--- Start of Given records ---

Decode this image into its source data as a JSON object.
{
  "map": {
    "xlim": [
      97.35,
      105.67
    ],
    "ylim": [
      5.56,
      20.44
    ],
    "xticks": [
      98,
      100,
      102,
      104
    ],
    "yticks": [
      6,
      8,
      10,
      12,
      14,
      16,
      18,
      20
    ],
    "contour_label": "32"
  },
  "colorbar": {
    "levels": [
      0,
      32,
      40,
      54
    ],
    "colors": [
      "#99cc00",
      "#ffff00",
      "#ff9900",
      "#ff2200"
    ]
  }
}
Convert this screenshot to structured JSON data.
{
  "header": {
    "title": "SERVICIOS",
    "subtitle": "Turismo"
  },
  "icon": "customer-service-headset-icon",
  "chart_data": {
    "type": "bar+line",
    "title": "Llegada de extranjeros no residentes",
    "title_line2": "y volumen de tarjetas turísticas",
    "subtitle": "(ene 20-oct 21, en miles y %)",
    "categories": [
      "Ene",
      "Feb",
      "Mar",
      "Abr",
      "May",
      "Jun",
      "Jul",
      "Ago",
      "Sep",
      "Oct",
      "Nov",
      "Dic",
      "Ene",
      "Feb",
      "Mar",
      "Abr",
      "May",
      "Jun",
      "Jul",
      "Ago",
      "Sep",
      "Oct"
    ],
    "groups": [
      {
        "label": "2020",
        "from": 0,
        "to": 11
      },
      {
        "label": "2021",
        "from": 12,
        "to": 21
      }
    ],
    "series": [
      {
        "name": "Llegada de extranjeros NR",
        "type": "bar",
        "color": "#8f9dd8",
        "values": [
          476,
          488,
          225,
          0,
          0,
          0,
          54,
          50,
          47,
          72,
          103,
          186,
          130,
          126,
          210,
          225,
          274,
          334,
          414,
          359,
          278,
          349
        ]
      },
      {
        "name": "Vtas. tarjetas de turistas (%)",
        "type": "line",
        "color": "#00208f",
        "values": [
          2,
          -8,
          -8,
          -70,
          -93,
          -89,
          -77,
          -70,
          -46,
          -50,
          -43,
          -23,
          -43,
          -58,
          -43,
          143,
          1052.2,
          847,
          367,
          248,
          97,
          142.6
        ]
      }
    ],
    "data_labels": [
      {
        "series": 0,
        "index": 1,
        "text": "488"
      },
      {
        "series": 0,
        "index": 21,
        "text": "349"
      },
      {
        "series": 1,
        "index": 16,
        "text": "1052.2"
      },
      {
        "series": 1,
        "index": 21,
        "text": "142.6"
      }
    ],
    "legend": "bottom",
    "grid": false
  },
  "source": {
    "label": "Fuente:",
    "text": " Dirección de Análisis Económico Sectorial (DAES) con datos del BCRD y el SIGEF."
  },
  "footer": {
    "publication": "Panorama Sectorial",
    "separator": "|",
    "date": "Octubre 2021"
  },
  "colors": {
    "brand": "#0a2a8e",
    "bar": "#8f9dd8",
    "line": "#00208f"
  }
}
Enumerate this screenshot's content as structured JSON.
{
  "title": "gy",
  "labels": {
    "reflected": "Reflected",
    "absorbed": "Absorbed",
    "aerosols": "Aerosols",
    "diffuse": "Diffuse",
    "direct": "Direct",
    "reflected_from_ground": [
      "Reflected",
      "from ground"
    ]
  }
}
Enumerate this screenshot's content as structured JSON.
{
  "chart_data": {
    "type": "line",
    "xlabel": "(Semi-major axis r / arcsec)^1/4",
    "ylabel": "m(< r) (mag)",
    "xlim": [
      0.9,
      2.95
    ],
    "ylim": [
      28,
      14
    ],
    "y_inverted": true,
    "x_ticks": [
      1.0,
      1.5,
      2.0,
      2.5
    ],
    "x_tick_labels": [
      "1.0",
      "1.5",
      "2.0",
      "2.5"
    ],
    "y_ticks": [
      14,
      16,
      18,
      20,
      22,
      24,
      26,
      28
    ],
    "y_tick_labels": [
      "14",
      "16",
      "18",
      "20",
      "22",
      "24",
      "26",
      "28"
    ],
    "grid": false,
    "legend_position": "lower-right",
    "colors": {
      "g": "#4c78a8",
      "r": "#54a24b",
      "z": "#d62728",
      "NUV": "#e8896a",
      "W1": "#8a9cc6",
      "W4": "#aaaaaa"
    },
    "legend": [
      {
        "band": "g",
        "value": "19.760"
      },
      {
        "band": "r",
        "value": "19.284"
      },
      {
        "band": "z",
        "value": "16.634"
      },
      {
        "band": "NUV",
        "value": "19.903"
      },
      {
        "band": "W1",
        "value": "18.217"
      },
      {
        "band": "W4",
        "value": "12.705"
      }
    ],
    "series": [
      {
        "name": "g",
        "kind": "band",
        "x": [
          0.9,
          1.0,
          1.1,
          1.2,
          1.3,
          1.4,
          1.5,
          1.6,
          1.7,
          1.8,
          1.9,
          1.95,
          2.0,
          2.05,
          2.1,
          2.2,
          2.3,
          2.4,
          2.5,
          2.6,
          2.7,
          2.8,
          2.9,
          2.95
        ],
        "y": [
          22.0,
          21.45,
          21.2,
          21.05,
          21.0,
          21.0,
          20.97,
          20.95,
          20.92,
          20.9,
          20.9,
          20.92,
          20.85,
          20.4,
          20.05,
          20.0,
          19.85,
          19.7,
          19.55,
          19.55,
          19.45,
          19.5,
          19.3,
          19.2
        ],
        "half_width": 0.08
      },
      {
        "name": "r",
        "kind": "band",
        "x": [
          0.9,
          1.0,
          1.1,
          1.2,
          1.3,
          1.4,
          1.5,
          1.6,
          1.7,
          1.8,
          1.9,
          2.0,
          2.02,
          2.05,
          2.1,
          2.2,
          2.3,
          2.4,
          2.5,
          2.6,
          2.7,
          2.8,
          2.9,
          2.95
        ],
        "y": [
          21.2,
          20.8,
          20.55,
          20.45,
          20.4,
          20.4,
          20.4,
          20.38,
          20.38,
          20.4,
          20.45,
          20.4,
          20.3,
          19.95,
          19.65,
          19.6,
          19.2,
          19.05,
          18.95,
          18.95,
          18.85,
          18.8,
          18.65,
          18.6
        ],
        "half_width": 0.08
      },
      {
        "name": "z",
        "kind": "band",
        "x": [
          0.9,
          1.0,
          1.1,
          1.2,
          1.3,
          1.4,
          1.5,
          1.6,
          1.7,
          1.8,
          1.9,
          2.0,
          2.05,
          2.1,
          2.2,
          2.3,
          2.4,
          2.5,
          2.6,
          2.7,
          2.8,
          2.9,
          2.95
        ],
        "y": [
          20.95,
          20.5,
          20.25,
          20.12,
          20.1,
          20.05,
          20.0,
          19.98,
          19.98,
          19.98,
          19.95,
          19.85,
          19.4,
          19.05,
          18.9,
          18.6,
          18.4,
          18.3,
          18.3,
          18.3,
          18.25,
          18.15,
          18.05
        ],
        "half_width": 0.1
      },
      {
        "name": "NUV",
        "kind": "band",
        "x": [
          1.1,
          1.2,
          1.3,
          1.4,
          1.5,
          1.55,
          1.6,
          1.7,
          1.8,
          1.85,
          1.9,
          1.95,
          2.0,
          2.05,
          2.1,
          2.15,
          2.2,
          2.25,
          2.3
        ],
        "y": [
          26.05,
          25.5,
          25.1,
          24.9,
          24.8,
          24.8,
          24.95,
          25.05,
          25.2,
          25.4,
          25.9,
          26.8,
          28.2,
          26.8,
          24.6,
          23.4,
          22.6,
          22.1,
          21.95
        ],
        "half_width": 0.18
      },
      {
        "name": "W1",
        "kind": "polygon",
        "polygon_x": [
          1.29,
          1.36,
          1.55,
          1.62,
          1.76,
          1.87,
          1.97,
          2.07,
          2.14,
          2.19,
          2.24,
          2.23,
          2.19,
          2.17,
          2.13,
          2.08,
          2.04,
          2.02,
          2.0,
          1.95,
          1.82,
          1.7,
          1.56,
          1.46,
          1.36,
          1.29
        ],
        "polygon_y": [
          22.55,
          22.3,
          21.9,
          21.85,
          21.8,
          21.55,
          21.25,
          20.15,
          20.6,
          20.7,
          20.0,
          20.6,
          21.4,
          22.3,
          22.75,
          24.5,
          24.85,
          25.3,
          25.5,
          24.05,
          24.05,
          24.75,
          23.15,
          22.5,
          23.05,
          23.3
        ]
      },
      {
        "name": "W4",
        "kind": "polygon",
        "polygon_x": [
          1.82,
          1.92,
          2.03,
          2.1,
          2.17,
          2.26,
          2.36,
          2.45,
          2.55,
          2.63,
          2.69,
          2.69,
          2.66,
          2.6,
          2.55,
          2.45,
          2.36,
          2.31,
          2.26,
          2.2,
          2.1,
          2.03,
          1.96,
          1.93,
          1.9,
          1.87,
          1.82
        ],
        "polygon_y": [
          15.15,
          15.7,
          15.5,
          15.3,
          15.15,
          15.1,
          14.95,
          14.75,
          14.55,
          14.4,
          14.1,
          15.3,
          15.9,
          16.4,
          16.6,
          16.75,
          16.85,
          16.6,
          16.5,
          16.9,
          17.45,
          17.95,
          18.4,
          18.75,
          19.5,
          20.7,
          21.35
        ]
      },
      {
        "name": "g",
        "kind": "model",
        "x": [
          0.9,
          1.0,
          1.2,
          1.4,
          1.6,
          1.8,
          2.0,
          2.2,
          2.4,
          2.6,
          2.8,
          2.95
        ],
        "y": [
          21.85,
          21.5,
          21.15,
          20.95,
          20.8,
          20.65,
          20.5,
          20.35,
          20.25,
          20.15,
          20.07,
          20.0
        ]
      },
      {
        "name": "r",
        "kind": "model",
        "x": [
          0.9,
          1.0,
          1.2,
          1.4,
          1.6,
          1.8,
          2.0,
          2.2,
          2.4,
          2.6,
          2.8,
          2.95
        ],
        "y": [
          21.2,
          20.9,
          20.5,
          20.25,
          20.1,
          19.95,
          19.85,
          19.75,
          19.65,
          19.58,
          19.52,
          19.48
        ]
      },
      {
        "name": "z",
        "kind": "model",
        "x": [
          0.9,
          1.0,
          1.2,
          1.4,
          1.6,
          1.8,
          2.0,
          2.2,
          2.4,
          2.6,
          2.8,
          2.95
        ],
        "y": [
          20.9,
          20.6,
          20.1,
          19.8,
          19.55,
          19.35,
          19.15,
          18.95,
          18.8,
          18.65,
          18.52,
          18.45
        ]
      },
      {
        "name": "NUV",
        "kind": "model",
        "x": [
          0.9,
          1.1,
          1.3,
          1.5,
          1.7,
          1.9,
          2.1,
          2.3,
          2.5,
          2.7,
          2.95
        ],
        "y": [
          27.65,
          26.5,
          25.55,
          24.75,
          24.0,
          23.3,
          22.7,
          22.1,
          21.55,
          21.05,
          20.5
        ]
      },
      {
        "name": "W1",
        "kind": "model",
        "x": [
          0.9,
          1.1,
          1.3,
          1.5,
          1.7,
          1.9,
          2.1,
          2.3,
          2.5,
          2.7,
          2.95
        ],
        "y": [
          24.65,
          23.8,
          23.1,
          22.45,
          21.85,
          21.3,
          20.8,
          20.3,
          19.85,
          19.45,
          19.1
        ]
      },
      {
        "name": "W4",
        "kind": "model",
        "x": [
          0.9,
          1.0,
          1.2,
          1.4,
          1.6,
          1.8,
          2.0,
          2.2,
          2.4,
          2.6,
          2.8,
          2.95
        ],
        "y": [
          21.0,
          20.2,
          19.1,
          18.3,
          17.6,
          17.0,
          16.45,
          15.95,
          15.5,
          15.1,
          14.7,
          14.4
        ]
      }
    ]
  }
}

--- End of Given records ---

Task to carry out:
Determine the number of lines where the string "extranjeros" occurs, and give that number only.

Exercise output:
2